§ **To do**
Retype the data below without altering anything.

§ **Figure collection entries**
————

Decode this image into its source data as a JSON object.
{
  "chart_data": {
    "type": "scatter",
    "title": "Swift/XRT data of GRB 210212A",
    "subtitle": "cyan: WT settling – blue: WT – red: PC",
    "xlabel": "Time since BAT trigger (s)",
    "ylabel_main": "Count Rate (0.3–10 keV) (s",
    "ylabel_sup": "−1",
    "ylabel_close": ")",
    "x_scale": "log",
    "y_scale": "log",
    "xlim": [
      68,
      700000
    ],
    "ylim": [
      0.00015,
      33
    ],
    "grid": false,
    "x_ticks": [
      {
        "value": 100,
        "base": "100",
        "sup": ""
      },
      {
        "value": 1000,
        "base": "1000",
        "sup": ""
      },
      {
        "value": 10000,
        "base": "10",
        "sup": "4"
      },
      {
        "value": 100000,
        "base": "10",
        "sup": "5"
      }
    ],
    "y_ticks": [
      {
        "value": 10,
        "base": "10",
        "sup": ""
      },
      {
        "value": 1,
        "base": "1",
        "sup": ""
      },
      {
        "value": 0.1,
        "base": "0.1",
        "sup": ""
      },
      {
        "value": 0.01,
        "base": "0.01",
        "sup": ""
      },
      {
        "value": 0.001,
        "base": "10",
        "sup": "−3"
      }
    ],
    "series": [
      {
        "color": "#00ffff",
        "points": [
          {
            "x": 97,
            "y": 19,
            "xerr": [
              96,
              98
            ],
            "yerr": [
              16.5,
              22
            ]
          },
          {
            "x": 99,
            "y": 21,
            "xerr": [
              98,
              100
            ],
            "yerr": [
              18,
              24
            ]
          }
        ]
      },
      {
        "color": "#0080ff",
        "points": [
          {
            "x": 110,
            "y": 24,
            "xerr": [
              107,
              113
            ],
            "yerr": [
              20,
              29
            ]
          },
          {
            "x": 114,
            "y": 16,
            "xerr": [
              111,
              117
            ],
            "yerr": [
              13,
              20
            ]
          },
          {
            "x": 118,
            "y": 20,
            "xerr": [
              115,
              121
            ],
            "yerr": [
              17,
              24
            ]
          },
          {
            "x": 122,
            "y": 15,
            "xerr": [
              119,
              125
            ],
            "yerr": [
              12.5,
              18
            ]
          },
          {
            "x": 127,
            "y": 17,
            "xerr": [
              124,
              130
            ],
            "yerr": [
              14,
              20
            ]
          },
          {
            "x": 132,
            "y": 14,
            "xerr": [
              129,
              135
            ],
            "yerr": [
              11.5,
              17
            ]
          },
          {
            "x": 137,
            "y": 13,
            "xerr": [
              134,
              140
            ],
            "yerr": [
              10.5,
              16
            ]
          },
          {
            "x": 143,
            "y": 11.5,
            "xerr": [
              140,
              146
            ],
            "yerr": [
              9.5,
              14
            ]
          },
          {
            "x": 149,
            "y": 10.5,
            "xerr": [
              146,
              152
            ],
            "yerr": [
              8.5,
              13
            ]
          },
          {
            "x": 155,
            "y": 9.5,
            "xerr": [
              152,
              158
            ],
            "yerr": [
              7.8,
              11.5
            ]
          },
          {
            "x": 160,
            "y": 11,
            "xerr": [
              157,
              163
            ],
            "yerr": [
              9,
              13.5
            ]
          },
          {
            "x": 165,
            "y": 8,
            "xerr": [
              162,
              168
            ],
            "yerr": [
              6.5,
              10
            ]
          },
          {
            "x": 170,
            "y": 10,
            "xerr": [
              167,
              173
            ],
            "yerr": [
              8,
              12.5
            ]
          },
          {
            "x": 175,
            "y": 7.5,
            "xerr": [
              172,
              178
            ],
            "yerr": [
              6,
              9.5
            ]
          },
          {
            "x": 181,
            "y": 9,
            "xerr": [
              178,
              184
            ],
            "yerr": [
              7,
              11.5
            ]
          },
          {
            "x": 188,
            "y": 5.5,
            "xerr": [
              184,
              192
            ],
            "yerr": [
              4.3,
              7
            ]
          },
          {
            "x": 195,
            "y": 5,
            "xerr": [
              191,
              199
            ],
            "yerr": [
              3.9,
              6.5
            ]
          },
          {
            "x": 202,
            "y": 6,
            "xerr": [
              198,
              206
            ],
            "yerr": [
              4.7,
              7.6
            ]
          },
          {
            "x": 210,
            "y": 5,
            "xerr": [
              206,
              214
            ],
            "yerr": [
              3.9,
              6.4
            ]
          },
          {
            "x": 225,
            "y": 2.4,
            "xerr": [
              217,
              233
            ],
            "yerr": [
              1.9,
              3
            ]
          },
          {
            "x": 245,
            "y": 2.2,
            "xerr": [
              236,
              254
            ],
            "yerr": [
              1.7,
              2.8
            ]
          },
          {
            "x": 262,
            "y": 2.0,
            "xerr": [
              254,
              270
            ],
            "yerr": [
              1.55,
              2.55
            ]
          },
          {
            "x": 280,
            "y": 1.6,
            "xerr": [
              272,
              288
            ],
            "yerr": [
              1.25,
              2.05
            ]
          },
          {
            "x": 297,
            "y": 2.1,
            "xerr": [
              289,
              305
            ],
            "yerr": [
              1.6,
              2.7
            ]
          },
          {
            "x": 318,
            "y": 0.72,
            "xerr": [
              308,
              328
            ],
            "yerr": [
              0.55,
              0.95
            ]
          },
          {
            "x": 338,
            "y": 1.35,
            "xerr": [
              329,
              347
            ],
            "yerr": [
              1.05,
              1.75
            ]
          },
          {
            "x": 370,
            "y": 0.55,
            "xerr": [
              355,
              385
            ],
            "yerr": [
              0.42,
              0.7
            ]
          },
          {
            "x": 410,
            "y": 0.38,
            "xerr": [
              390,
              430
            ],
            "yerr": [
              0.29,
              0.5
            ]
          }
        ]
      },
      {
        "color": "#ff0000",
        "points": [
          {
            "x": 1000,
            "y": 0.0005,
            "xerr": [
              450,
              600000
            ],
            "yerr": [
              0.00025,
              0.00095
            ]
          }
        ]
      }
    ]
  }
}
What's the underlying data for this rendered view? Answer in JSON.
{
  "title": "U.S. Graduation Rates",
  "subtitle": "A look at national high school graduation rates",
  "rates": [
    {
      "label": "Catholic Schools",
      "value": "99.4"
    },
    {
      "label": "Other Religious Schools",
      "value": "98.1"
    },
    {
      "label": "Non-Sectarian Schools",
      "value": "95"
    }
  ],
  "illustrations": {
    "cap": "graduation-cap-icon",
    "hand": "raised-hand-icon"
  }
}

————

§ **Solution for this problem**
Decode this image into its source data as a JSON object.
{
  "chart_data": {
    "type": "scatter",
    "title": "Swift/XRT data of GRB 210212A",
    "subtitle": "cyan: WT settling – blue: WT – red: PC",
    "xlabel": "Time since BAT trigger (s)",
    "ylabel_main": "Count Rate (0.3–10 keV) (s",
    "ylabel_sup": "−1",
    "ylabel_close": ")",
    "x_scale": "log",
    "y_scale": "log",
    "xlim": [
      68,
      700000
    ],
    "ylim": [
      0.00015,
      33
    ],
    "grid": false,
    "x_ticks": [
      {
        "value": 100,
        "base": "100",
        "sup": ""
      },
      {
        "value": 1000,
        "base": "1000",
        "sup": ""
      },
      {
        "value": 10000,
        "base": "10",
        "sup": "4"
      },
      {
        "value": 100000,
        "base": "10",
        "sup": "5"
      }
    ],
    "y_ticks": [
      {
        "value": 10,
        "base": "10",
        "sup": ""
      },
      {
        "value": 1,
        "base": "1",
        "sup": ""
      },
      {
        "value": 0.1,
        "base": "0.1",
        "sup": ""
      },
      {
        "value": 0.01,
        "base": "0.01",
        "sup": ""
      },
      {
        "value": 0.001,
        "base": "10",
        "sup": "−3"
      }
    ],
    "series": [
      {
        "color": "#00ffff",
        "points": [
          {
            "x": 97,
            "y": 19,
            "xerr": [
              96,
              98
            ],
            "yerr": [
              16.5,
              22
            ]
          },
          {
            "x": 99,
            "y": 21,
            "xerr": [
              98,
              100
            ],
            "yerr": [
              18,
              24
            ]
          }
        ]
      },
      {
        "color": "#0080ff",
        "points": [
          {
            "x": 110,
            "y": 24,
            "xerr": [
              107,
              113
            ],
            "yerr": [
              20,
              29
            ]
          },
          {
            "x": 114,
            "y": 16,
            "xerr": [
              111,
              117
            ],
            "yerr": [
              13,
              20
            ]
          },
          {
            "x": 118,
            "y": 20,
            "xerr": [
              115,
              121
            ],
            "yerr": [
              17,
              24
            ]
          },
          {
            "x": 122,
            "y": 15,
            "xerr": [
              119,
              125
            ],
            "yerr": [
              12.5,
              18
            ]
          },
          {
            "x": 127,
            "y": 17,
            "xerr": [
              124,
              130
            ],
            "yerr": [
              14,
              20
            ]
          },
          {
            "x": 132,
            "y": 14,
            "xerr": [
              129,
              135
            ],
            "yerr": [
              11.5,
              17
            ]
          },
          {
            "x": 137,
            "y": 13,
            "xerr": [
              134,
              140
            ],
            "yerr": [
              10.5,
              16
            ]
          },
          {
            "x": 143,
            "y": 11.5,
            "xerr": [
              140,
              146
            ],
            "yerr": [
              9.5,
              14
            ]
          },
          {
            "x": 149,
            "y": 10.5,
            "xerr": [
              146,
              152
            ],
            "yerr": [
              8.5,
              13
            ]
          },
          {
            "x": 155,
            "y": 9.5,
            "xerr": [
              152,
              158
            ],
            "yerr": [
              7.8,
              11.5
            ]
          },
          {
            "x": 160,
            "y": 11,
            "xerr": [
              157,
              163
            ],
            "yerr": [
              9,
              13.5
            ]
          },
          {
            "x": 165,
            "y": 8,
            "xerr": [
              162,
              168
            ],
            "yerr": [
              6.5,
              10
            ]
          },
          {
            "x": 170,
            "y": 10,
            "xerr": [
              167,
              173
            ],
            "yerr": [
              8,
              12.5
            ]
          },
          {
            "x": 175,
            "y": 7.5,
            "xerr": [
              172,
              178
            ],
            "yerr": [
              6,
              9.5
            ]
          },
          {
            "x": 181,
            "y": 9,
            "xerr": [
              178,
              184
            ],
            "yerr": [
              7,
              11.5
            ]
          },
          {
            "x": 188,
            "y": 5.5,
            "xerr": [
              184,
              192
            ],
            "yerr": [
              4.3,
              7
            ]
          },
          {
            "x": 195,
            "y": 5,
            "xerr": [
              191,
              199
            ],
            "yerr": [
              3.9,
              6.5
            ]
          },
          {
            "x": 202,
            "y": 6,
            "xerr": [
              198,
              206
            ],
            "yerr": [
              4.7,
              7.6
            ]
          },
          {
            "x": 210,
            "y": 5,
            "xerr": [
              206,
              214
            ],
            "yerr": [
              3.9,
              6.4
            ]
          },
          {
            "x": 225,
            "y": 2.4,
            "xerr": [
              217,
              233
            ],
            "yerr": [
              1.9,
              3
            ]
          },
          {
            "x": 245,
            "y": 2.2,
            "xerr": [
              236,
              254
            ],
            "yerr": [
              1.7,
              2.8
            ]
          },
          {
            "x": 262,
            "y": 2.0,
            "xerr": [
              254,
              270
            ],
            "yerr": [
              1.55,
              2.55
            ]
          },
          {
            "x": 280,
            "y": 1.6,
            "xerr": [
              272,
              288
            ],
            "yerr": [
              1.25,
              2.05
            ]
          },
          {
            "x": 297,
            "y": 2.1,
            "xerr": [
              289,
              305
            ],
            "yerr": [
              1.6,
              2.7
            ]
          },
          {
            "x": 318,
            "y": 0.72,
            "xerr": [
              308,
              328
            ],
            "yerr": [
              0.55,
              0.95
            ]
          },
          {
            "x": 338,
            "y": 1.35,
            "xerr": [
              329,
              347
            ],
            "yerr": [
              1.05,
              1.75
            ]
          },
          {
            "x": 370,
            "y": 0.55,
            "xerr": [
              355,
              385
            ],
            "yerr": [
              0.42,
              0.7
            ]
          },
          {
            "x": 410,
            "y": 0.38,
            "xerr": [
              390,
              430
            ],
            "yerr": [
              0.29,
              0.5
            ]
          }
        ]
      },
      {
        "color": "#ff0000",
        "points": [
          {
            "x": 1000,
            "y": 0.0005,
            "xerr": [
              450,
              600000
            ],
            "yerr": [
              0.00025,
              0.00095
            ]
          }
        ]
      }
    ]
  }
}
What's the underlying data for this rendered view? Answer in JSON.
{
  "title": "U.S. Graduation Rates",
  "subtitle": "A look at national high school graduation rates",
  "rates": [
    {
      "label": "Catholic Schools",
      "value": "99.4"
    },
    {
      "label": "Other Religious Schools",
      "value": "98.1"
    },
    {
      "label": "Non-Sectarian Schools",
      "value": "95"
    }
  ],
  "illustrations": {
    "cap": "graduation-cap-icon",
    "hand": "raised-hand-icon"
  }
}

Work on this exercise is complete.